begin

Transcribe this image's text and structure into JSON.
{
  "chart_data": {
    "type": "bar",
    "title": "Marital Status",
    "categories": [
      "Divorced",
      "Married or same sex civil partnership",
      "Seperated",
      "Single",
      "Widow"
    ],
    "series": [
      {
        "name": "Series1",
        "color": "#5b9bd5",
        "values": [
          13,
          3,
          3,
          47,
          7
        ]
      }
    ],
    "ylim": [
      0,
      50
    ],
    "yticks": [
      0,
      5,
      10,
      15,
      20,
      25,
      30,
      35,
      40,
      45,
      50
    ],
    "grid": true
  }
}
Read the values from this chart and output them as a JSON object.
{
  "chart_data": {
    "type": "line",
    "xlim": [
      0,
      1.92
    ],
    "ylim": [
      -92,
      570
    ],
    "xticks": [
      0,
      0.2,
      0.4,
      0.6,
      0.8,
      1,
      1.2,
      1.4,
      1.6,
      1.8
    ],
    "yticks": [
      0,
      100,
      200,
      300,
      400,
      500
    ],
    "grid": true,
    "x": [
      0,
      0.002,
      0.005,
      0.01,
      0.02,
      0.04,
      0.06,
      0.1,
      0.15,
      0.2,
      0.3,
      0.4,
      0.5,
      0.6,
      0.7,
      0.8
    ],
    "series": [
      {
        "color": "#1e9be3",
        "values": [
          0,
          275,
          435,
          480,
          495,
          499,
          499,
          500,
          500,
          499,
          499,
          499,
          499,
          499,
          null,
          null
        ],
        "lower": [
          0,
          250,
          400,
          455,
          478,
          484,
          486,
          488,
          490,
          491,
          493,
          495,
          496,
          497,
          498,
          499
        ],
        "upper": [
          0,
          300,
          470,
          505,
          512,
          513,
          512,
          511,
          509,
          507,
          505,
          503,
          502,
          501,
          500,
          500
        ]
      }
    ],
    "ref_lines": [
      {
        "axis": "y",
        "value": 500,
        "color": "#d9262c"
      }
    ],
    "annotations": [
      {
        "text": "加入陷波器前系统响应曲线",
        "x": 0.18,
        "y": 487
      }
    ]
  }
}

end

Print the listing above in full, exactly as it is.

# Response
Transcribe this image's text and structure into JSON.
{
  "chart_data": {
    "type": "bar",
    "title": "Marital Status",
    "categories": [
      "Divorced",
      "Married or same sex civil partnership",
      "Seperated",
      "Single",
      "Widow"
    ],
    "series": [
      {
        "name": "Series1",
        "color": "#5b9bd5",
        "values": [
          13,
          3,
          3,
          47,
          7
        ]
      }
    ],
    "ylim": [
      0,
      50
    ],
    "yticks": [
      0,
      5,
      10,
      15,
      20,
      25,
      30,
      35,
      40,
      45,
      50
    ],
    "grid": true
  }
}
Read the values from this chart and output them as a JSON object.
{
  "chart_data": {
    "type": "line",
    "xlim": [
      0,
      1.92
    ],
    "ylim": [
      -92,
      570
    ],
    "xticks": [
      0,
      0.2,
      0.4,
      0.6,
      0.8,
      1,
      1.2,
      1.4,
      1.6,
      1.8
    ],
    "yticks": [
      0,
      100,
      200,
      300,
      400,
      500
    ],
    "grid": true,
    "x": [
      0,
      0.002,
      0.005,
      0.01,
      0.02,
      0.04,
      0.06,
      0.1,
      0.15,
      0.2,
      0.3,
      0.4,
      0.5,
      0.6,
      0.7,
      0.8
    ],
    "series": [
      {
        "color": "#1e9be3",
        "values": [
          0,
          275,
          435,
          480,
          495,
          499,
          499,
          500,
          500,
          499,
          499,
          499,
          499,
          499,
          null,
          null
        ],
        "lower": [
          0,
          250,
          400,
          455,
          478,
          484,
          486,
          488,
          490,
          491,
          493,
          495,
          496,
          497,
          498,
          499
        ],
        "upper": [
          0,
          300,
          470,
          505,
          512,
          513,
          512,
          511,
          509,
          507,
          505,
          503,
          502,
          501,
          500,
          500
        ]
      }
    ],
    "ref_lines": [
      {
        "axis": "y",
        "value": 500,
        "color": "#d9262c"
      }
    ],
    "annotations": [
      {
        "text": "加入陷波器前系统响应曲线",
        "x": 0.18,
        "y": 487
      }
    ]
  }
}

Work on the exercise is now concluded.